[What you will do]
Reproduce every entry below precisely; do not include the pictures.
-- START Extracted entries --
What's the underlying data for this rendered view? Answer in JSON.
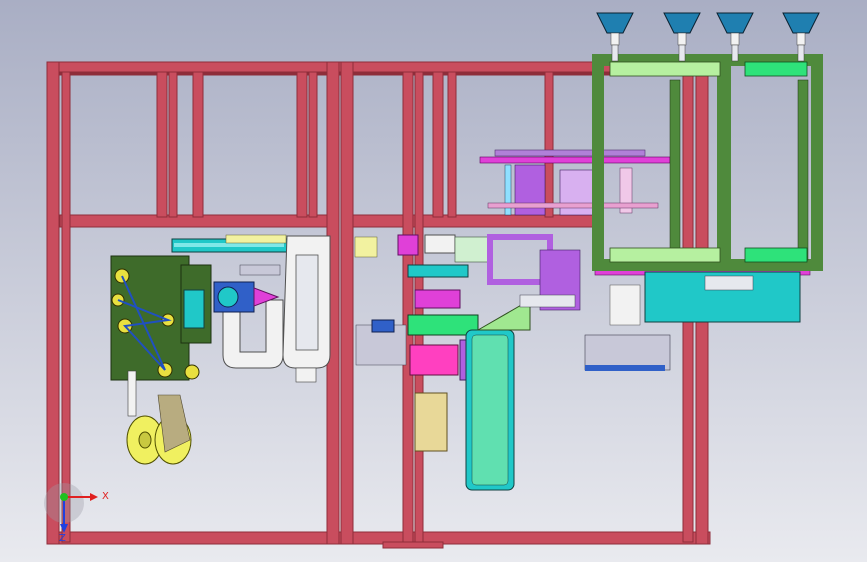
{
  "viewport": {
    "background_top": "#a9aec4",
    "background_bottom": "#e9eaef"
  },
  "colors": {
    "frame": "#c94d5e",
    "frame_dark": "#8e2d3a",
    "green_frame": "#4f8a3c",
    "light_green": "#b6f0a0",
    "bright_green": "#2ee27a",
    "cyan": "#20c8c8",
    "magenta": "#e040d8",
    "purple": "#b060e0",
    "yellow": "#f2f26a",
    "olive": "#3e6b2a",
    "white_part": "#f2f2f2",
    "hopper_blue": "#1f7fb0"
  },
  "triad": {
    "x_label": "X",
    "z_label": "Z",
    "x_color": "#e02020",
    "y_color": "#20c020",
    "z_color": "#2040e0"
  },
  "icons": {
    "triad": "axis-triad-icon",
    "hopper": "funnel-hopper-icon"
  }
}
-- END Extracted entries --
[Output for this exercise]
What's the underlying data for this rendered view? Answer in JSON.
{
  "viewport": {
    "background_top": "#a9aec4",
    "background_bottom": "#e9eaef"
  },
  "colors": {
    "frame": "#c94d5e",
    "frame_dark": "#8e2d3a",
    "green_frame": "#4f8a3c",
    "light_green": "#b6f0a0",
    "bright_green": "#2ee27a",
    "cyan": "#20c8c8",
    "magenta": "#e040d8",
    "purple": "#b060e0",
    "yellow": "#f2f26a",
    "olive": "#3e6b2a",
    "white_part": "#f2f2f2",
    "hopper_blue": "#1f7fb0"
  },
  "triad": {
    "x_label": "X",
    "z_label": "Z",
    "x_color": "#e02020",
    "y_color": "#20c020",
    "z_color": "#2040e0"
  },
  "icons": {
    "triad": "axis-triad-icon",
    "hopper": "funnel-hopper-icon"
  }
}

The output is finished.